* Work to complete *
Report how many lines include the word "name", and nothing besides that number.

* Material to process *
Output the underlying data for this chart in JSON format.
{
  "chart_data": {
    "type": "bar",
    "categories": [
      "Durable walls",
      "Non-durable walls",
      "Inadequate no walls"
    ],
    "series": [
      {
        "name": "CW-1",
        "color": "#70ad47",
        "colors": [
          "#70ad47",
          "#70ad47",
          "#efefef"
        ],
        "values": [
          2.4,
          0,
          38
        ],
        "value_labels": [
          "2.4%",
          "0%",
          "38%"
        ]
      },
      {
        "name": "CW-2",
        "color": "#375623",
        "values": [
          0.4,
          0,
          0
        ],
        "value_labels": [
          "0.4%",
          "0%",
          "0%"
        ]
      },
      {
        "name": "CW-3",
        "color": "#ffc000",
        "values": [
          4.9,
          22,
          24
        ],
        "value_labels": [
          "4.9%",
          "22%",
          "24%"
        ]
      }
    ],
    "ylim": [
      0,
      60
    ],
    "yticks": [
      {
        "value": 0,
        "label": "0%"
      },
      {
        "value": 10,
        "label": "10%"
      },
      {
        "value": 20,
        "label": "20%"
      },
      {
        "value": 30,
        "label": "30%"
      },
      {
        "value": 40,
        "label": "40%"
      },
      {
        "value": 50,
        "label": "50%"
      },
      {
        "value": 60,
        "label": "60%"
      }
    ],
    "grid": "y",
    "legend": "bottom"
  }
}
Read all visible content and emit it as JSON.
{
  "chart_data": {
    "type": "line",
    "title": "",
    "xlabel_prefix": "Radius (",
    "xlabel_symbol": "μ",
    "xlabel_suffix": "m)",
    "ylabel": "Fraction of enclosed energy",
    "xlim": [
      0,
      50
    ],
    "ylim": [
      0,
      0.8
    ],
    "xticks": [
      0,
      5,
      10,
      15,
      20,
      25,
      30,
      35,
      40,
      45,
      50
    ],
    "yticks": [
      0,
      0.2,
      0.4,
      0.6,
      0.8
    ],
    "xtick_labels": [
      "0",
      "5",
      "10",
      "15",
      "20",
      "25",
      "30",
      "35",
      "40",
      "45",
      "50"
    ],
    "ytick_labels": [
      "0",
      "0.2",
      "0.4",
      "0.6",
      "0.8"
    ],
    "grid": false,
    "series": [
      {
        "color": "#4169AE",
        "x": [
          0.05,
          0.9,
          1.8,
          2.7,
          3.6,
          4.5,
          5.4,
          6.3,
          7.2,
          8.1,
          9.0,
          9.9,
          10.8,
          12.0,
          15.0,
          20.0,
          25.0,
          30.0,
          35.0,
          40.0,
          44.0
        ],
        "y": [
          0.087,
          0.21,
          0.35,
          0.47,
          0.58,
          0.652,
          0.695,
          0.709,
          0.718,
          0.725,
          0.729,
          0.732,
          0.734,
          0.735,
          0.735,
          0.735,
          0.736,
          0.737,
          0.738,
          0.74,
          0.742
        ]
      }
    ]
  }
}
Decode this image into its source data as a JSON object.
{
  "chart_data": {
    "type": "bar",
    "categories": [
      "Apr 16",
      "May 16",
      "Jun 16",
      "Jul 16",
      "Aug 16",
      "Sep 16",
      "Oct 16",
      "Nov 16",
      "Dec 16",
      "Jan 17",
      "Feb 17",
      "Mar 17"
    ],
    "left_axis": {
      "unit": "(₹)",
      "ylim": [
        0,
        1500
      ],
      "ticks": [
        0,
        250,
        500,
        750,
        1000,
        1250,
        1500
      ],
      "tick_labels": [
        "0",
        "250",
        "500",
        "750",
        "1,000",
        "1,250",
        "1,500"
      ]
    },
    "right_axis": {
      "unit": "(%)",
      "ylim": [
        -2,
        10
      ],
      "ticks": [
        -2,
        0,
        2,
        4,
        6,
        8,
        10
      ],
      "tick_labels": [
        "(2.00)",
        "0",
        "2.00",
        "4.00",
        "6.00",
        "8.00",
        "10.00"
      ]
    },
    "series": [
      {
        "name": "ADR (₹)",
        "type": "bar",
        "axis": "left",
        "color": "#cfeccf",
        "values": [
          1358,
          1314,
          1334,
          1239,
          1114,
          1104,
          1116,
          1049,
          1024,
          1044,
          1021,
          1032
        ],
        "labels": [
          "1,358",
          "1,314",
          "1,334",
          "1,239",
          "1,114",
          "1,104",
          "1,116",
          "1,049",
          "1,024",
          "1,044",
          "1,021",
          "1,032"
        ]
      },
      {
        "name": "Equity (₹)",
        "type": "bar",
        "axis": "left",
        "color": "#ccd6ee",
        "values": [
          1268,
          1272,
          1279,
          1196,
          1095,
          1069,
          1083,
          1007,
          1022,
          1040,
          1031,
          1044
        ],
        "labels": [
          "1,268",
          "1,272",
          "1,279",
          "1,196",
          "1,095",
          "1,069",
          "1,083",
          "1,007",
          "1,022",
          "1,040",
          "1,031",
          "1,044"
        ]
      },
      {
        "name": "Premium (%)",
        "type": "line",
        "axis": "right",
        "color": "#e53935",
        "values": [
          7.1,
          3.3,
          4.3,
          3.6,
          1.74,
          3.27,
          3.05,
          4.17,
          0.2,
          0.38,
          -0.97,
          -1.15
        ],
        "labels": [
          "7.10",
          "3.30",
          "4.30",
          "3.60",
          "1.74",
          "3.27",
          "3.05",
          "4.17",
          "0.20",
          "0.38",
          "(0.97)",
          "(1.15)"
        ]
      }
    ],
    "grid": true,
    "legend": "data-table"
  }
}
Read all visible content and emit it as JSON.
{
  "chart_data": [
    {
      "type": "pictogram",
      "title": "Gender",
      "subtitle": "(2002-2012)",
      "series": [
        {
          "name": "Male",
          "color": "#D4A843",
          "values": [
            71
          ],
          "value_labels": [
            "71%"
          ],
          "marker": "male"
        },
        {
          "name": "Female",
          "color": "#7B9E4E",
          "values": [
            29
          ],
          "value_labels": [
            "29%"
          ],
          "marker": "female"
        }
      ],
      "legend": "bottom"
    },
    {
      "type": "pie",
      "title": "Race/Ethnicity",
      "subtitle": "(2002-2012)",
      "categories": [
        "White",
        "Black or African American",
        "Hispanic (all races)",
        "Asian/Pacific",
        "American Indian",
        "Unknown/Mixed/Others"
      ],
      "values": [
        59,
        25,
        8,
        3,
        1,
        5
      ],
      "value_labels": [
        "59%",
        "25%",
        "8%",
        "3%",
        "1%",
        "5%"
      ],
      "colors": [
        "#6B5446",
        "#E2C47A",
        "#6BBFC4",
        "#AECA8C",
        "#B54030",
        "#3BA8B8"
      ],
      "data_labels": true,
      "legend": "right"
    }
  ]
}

* Task output *
8